Start of Exercise material

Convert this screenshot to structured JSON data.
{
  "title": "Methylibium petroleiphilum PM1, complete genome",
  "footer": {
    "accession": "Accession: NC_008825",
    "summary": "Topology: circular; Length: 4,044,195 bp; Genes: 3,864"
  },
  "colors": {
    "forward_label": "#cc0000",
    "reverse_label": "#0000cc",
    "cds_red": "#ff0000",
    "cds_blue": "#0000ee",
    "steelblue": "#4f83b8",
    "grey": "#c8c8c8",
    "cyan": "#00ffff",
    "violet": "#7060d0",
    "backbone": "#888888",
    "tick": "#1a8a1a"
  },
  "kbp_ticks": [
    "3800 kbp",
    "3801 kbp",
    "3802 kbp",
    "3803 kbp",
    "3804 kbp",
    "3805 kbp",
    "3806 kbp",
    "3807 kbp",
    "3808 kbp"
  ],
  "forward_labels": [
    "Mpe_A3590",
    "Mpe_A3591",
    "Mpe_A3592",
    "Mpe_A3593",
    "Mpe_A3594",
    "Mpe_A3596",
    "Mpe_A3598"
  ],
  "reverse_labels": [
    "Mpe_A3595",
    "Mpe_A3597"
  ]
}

End of Exercise material

Retype the listing. Match it exactly.

Convert this screenshot to structured JSON data.
{
  "title": "Methylibium petroleiphilum PM1, complete genome",
  "footer": {
    "accession": "Accession: NC_008825",
    "summary": "Topology: circular; Length: 4,044,195 bp; Genes: 3,864"
  },
  "colors": {
    "forward_label": "#cc0000",
    "reverse_label": "#0000cc",
    "cds_red": "#ff0000",
    "cds_blue": "#0000ee",
    "steelblue": "#4f83b8",
    "grey": "#c8c8c8",
    "cyan": "#00ffff",
    "violet": "#7060d0",
    "backbone": "#888888",
    "tick": "#1a8a1a"
  },
  "kbp_ticks": [
    "3800 kbp",
    "3801 kbp",
    "3802 kbp",
    "3803 kbp",
    "3804 kbp",
    "3805 kbp",
    "3806 kbp",
    "3807 kbp",
    "3808 kbp"
  ],
  "forward_labels": [
    "Mpe_A3590",
    "Mpe_A3591",
    "Mpe_A3592",
    "Mpe_A3593",
    "Mpe_A3594",
    "Mpe_A3596",
    "Mpe_A3598"
  ],
  "reverse_labels": [
    "Mpe_A3595",
    "Mpe_A3597"
  ]
}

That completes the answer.